▶ [PROBLEM DESCRIPTION]
Using the listing below, copy every line that mentions "投资理财".

▶ [EXERCISE INPUT]

== == ==

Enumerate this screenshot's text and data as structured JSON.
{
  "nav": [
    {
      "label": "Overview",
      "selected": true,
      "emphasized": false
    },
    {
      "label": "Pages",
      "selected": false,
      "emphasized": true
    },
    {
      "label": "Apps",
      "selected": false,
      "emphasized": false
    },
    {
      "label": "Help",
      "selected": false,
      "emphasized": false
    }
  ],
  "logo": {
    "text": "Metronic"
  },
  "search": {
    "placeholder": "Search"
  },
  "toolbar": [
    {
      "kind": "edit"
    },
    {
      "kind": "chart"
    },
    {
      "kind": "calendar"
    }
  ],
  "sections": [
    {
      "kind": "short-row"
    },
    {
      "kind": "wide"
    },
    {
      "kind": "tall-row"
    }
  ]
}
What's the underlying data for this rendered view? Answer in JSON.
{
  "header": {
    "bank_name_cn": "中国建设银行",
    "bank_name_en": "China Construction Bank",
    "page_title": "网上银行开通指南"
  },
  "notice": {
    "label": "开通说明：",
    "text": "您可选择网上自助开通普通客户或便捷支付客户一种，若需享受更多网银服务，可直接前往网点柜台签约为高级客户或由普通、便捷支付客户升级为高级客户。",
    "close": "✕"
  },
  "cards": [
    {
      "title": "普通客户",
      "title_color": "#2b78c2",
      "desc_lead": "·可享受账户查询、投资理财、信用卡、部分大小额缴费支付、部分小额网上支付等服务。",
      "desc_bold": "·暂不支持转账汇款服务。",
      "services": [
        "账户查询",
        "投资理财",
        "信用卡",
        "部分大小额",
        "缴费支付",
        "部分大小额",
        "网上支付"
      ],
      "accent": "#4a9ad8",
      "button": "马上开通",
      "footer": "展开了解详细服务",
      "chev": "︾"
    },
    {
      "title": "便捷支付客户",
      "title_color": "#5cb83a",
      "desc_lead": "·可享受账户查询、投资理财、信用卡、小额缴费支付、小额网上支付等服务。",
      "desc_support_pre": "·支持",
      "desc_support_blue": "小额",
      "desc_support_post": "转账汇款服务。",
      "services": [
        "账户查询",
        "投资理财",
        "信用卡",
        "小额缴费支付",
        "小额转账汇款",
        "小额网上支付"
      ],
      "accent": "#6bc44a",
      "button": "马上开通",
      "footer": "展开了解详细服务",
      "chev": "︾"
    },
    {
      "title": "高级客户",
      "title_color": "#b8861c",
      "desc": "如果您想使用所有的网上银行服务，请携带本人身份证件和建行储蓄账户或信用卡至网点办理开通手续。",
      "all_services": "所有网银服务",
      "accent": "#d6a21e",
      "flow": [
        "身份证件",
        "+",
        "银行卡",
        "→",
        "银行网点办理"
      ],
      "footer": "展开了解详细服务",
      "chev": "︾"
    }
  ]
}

== == ==

▶ [RESULT OF THIS TASK]
      "desc_lead": "·可享受账户查询、投资理财、信用卡、部分大小额缴费支付、部分小额网上支付等服务。",
        "投资理财",
      "desc_lead": "·可享受账户查询、投资理财、信用卡、小额缴费支付、小额网上支付等服务。",
        "投资理财",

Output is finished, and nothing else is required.